Your answer should be a single number: how many lines in the data below hold the string "this".

[Stored records]

--- BEGIN ---

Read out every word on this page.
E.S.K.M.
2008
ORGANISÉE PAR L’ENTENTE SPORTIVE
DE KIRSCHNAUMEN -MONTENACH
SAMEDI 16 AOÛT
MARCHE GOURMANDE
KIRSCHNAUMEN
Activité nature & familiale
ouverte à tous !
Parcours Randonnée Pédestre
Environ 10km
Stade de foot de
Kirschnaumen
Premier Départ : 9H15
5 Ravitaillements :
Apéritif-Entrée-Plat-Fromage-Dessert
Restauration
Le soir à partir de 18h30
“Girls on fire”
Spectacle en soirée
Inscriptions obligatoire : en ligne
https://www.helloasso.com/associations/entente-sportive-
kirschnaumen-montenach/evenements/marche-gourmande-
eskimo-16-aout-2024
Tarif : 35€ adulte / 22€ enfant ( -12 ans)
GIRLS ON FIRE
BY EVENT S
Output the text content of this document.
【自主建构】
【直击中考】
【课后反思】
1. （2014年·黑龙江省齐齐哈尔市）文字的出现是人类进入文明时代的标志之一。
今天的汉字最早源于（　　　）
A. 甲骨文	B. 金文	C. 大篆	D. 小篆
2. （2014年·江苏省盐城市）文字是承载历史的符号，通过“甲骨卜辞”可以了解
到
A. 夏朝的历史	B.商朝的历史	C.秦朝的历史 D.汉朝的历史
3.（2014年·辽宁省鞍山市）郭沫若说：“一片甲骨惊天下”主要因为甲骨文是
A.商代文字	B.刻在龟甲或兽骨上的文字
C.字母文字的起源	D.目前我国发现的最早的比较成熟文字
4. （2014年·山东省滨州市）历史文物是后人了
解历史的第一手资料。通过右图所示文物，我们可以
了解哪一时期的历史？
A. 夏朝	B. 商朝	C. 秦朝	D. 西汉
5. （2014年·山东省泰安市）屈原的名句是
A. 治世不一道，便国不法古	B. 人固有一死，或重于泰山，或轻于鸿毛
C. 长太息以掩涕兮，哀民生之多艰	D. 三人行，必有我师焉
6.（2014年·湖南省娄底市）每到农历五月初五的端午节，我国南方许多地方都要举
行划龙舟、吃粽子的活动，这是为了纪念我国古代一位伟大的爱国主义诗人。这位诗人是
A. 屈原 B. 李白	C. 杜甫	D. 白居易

--- END ---

• **RESULT BELOW**:
2